## DOCUMENT TEXT:
══════════
But when would cutting a bank into pieces and potentially putting taxpayer money at risk be in the public interest..........
.......Citi has more options. If Wells Fargo now is willing to pay nearly $16 billion for all of Wachovia and not ask the FDIC for any help, then what's the problem? It's time for Citi to now go back to the drawing board and start shopping for something else."
Is Citi one of the banks being bailed out?
Not yet...but they have lost billions...layed off quite a few people, took away everyone's Blackberrys, cut back almost all travel, eliminated color copies, is now selling its back office ops to Tata (a company in India)...need I go on?
They are probably not far from needing a bailout as well..
"Its hard to tell who is really 'safe' when the FDIC can't/won't tell us who might fail next for fear of a bank run."
Please don't take this as an insult. I don't mean it that way. But, it's easy to tell if a bank has practiced soundess & safety. Learn how to read a corporate financial statement. All of the bank's filing are easily available at several websites. Think about it...Americans place their life savings in an institution without understanding that institution's business plan. If the business plan is so complicated you can't comprehend it then choose another bank! Americans need to increase their financial understanding. Don't rely on somebody else to tell you whether your money is safe, or not.
══════════
## DATA LINES:
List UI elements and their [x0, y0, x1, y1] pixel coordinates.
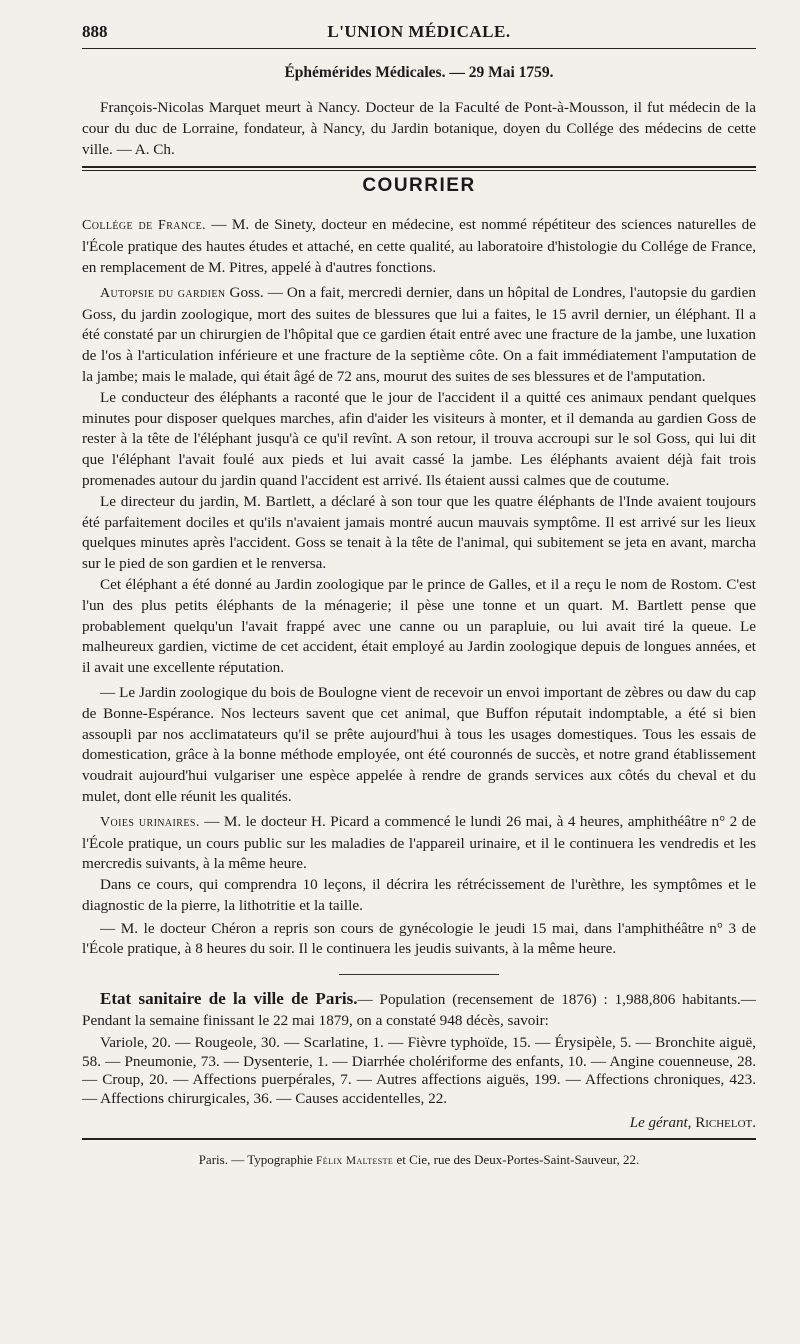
══════════
## SET PROBLEM:
Can you continue the forum discussion about Citi, Wells Fargo and Wachovia from its last post? You won't need the lines.

## FINAL RESULT:
I'm a banker & I can't understand BAC's or Citi's financial statements. So, the answer is easy. I bank at institutions where I CAN understand the statements! I don't shop for the cheapest checking account, the cheapest loan rates, the lowest fees, open the longest hours, etc.
I shop banks for quality!
Americans give more thought into chosing a new suit than they do where they put their life savings. Who's fault is that??
I just re-read my post & believe there's an implication that there might be something wrong with either BAC or Citi. I have NO IDEA! I can't understand their statements. I used those institutions as examples of large, complicated business plans. I bank at institutions that are pretty simple...they take in deposits & make loans balancing risk in the process.
Learning how to read a financial statement is not difficult. If you can do a home budget you can understand a bank's "budget". Learn the industry standards & apply them to the statements.
People will sleep better at night if they know what their bank is doing with their money.
"eliminated color copies"
Penny wise, pound foolish?
Am I glad, I don't do business with that bank.
"Learn the industry standards & apply them to the statements. "
OK, I'm game! Where do I start? I have absolutely no idea who to trust on "the industry standards" of banking. Is there a book? Web site? Online course?
Do these standards apply equally to credit unions?
Good for you! Yes, yes, there's lots of places to start learning. Here's just one website to get you started.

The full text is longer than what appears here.